### Written problem
Tell how many lines in the data below include the word "underlying". The answer is the number only.

### Data to use
[BEGIN]

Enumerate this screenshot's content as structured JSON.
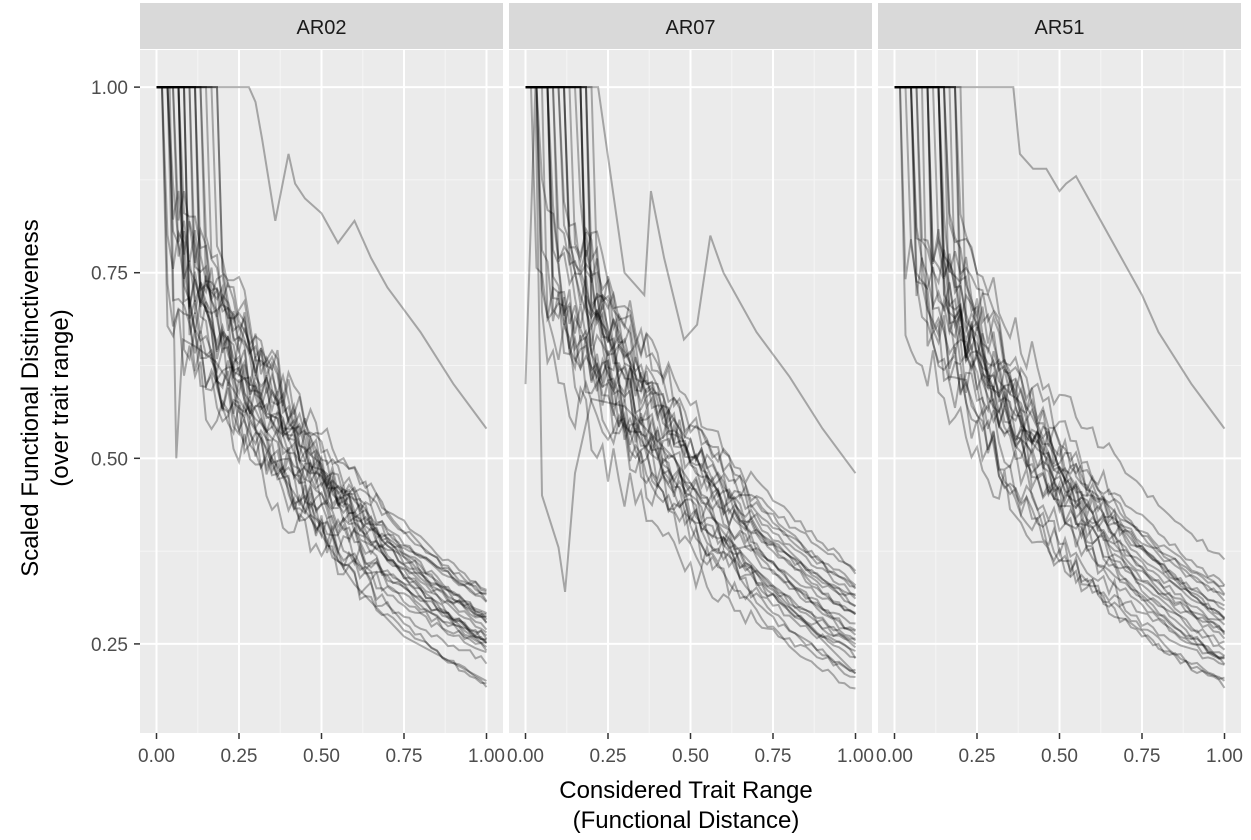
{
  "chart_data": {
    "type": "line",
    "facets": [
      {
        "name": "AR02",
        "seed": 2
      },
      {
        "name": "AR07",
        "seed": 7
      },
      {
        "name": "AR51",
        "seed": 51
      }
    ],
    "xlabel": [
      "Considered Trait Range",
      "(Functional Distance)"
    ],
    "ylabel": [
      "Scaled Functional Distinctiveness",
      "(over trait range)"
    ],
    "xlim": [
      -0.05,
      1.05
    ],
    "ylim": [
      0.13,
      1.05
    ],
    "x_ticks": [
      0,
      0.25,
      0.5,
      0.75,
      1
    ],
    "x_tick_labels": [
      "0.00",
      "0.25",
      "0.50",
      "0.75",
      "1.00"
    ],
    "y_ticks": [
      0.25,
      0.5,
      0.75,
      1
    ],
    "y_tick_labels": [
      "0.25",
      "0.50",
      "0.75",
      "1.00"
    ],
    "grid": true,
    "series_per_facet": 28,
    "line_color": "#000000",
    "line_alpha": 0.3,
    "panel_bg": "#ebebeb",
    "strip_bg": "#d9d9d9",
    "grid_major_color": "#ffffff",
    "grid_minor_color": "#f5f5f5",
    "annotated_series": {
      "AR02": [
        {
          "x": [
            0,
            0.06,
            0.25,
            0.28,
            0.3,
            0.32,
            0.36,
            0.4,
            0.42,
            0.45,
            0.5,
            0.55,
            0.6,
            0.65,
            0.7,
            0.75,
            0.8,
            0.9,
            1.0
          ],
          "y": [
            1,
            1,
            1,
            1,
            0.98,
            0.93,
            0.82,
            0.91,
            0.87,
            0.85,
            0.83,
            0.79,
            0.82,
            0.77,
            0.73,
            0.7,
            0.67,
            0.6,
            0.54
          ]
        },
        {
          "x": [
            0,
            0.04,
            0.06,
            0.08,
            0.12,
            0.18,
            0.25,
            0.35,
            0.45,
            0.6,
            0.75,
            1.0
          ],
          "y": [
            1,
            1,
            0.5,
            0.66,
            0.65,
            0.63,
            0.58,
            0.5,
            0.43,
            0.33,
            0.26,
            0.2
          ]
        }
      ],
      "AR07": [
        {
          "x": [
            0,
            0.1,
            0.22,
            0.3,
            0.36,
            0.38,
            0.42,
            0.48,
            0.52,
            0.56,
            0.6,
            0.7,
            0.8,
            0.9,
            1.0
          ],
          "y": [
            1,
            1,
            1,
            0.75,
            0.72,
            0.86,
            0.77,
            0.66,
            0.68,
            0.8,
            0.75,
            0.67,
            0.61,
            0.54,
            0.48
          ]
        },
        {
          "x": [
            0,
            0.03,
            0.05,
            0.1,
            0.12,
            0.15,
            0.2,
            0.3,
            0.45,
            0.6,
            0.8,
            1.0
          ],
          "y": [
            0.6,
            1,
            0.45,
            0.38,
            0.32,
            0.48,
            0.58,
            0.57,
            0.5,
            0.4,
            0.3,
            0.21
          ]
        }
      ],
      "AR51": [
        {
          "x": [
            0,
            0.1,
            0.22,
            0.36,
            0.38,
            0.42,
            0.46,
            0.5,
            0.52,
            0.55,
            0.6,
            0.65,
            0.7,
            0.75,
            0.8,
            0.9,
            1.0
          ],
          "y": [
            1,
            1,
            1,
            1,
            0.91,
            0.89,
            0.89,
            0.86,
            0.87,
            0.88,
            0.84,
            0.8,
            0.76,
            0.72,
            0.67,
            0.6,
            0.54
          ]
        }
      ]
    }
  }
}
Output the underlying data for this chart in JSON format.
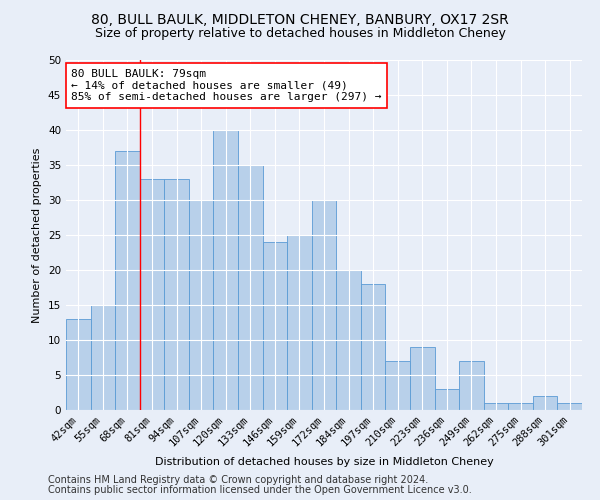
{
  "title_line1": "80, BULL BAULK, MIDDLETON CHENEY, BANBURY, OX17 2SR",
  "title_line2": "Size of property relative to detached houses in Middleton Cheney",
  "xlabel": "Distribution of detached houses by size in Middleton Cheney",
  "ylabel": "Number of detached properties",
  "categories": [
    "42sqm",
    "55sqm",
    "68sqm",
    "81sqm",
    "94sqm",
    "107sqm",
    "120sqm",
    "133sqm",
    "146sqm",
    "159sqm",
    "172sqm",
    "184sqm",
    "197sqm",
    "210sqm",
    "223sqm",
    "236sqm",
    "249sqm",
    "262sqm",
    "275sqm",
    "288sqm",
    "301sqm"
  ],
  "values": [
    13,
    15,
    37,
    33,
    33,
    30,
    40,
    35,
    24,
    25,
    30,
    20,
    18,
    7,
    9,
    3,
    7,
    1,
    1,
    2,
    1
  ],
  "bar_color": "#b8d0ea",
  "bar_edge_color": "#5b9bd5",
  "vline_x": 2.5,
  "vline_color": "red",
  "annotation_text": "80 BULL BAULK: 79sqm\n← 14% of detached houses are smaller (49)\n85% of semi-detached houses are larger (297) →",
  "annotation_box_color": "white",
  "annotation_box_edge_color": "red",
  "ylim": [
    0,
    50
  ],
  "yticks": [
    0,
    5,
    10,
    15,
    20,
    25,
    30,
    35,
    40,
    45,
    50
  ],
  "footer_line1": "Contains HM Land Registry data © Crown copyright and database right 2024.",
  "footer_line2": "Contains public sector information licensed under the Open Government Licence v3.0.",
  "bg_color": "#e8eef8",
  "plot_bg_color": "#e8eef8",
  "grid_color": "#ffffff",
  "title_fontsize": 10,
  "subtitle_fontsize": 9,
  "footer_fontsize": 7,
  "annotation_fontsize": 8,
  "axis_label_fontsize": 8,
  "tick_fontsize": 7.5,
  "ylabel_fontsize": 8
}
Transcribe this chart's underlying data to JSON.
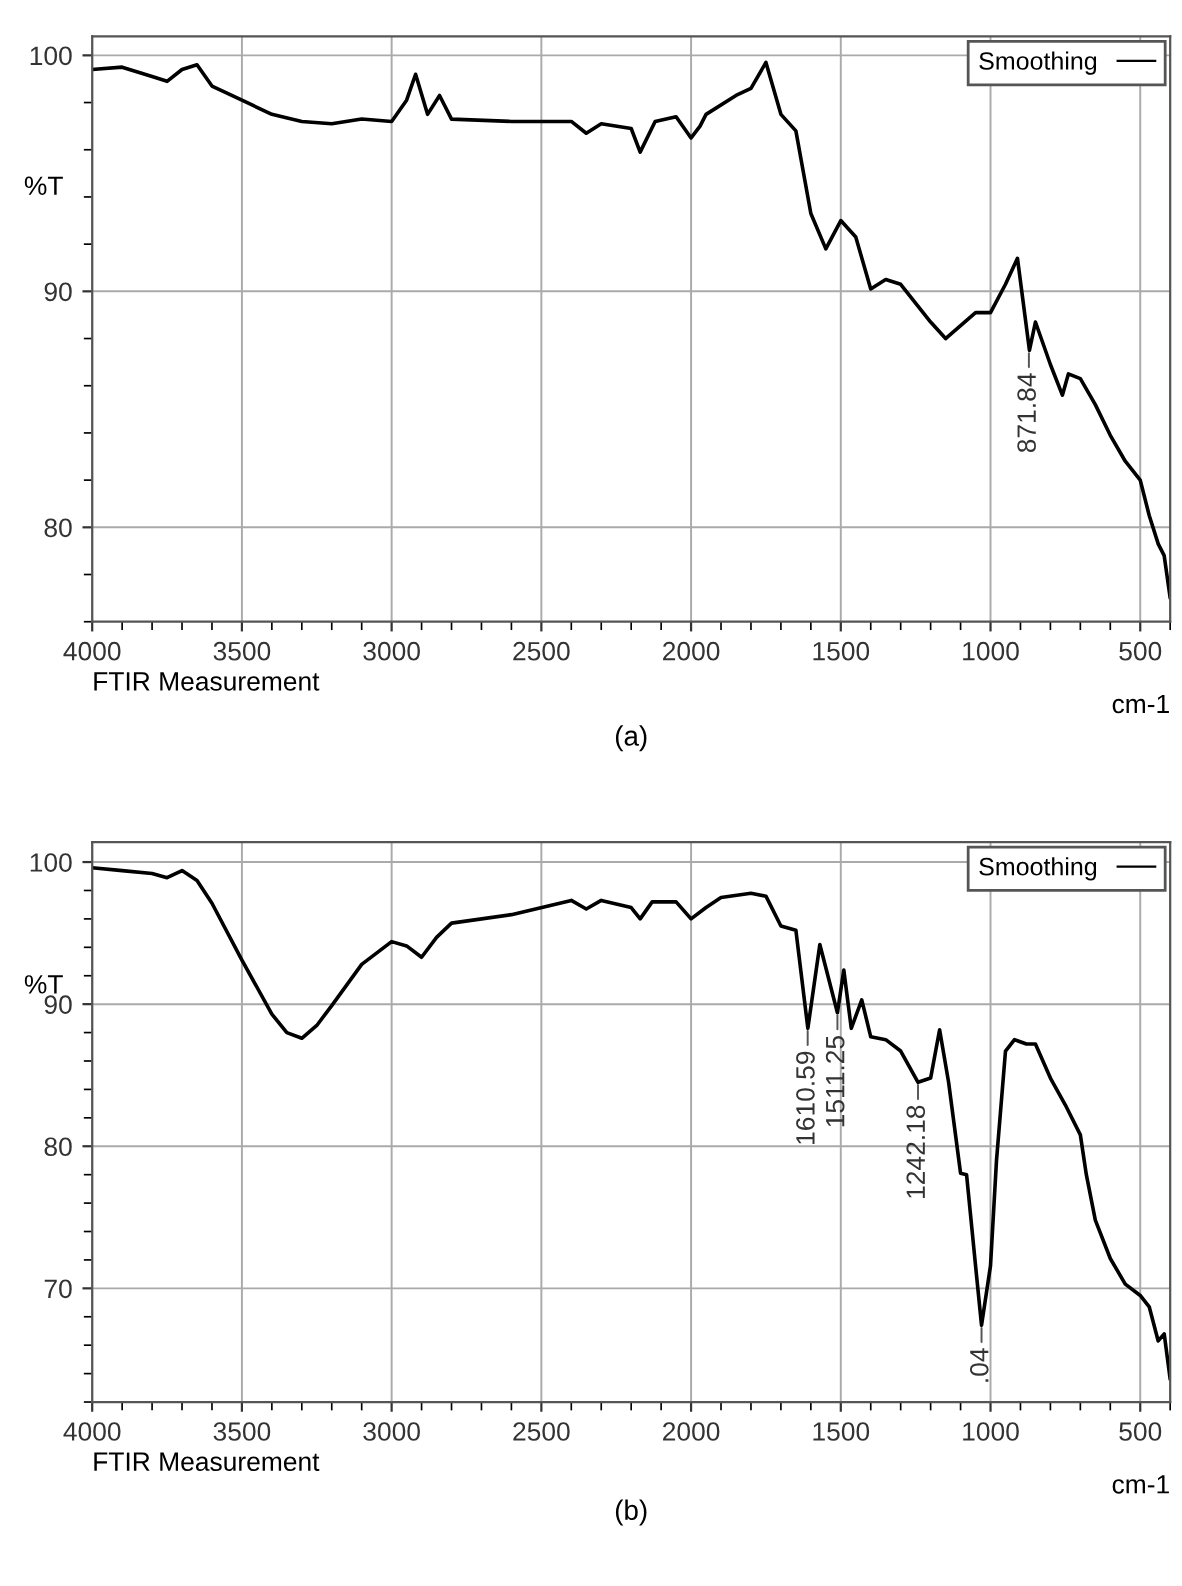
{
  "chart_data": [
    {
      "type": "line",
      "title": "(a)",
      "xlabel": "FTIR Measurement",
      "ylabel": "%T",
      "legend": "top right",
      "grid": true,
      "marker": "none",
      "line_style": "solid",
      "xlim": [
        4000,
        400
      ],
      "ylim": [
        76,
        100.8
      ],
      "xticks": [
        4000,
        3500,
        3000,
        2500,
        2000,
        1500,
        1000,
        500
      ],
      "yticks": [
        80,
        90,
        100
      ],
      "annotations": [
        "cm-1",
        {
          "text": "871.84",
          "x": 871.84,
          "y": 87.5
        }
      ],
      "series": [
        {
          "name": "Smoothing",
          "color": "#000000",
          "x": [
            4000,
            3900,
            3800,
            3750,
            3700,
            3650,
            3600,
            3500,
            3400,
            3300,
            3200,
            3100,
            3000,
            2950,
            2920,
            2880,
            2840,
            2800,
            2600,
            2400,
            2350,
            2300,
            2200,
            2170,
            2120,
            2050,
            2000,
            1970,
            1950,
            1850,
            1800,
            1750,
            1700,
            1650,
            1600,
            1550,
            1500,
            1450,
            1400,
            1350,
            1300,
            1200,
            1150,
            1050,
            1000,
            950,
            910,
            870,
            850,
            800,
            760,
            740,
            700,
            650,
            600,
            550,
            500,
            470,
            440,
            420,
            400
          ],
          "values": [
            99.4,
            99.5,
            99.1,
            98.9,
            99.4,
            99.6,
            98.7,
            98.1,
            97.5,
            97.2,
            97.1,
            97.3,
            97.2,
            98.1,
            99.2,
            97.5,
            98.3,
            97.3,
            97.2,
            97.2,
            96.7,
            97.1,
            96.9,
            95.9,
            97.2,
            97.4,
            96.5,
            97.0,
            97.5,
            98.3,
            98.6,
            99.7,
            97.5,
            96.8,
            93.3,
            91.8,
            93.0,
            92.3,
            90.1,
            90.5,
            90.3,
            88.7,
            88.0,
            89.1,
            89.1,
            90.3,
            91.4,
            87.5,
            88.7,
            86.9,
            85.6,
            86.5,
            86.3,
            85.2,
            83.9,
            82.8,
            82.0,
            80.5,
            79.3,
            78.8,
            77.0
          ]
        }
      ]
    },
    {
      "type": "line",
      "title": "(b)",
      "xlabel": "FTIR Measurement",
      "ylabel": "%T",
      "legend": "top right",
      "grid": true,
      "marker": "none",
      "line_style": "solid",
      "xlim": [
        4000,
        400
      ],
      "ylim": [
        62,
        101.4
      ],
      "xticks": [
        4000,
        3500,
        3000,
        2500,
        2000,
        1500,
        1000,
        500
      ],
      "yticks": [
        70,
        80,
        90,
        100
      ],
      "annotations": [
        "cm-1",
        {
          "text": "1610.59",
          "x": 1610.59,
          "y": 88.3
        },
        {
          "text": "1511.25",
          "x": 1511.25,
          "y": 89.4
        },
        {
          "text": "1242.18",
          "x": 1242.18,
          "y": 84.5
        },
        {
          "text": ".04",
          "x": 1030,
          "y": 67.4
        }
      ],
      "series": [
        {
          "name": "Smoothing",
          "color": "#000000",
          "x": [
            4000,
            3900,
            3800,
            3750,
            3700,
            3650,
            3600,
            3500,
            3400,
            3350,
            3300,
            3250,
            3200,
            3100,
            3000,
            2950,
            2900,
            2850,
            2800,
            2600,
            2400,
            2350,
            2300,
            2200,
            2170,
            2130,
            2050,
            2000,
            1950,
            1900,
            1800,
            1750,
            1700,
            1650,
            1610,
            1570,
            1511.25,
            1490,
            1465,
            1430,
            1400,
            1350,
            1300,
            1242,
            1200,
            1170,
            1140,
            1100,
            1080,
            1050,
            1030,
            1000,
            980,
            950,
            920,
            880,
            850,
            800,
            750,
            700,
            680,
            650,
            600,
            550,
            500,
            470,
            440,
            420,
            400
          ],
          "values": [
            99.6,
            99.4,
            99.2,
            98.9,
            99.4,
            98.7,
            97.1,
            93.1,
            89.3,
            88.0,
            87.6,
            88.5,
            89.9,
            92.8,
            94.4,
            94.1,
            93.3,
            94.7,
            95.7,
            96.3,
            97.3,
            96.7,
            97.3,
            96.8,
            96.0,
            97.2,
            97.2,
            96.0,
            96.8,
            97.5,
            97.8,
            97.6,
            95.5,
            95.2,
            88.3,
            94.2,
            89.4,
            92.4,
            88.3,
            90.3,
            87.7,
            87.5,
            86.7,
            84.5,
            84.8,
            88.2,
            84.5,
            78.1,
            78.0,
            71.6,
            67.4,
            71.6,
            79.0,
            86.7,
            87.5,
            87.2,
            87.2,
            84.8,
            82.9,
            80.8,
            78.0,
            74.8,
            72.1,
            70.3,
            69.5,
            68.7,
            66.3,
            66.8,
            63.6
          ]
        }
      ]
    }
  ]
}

[END]

### Response to this task
2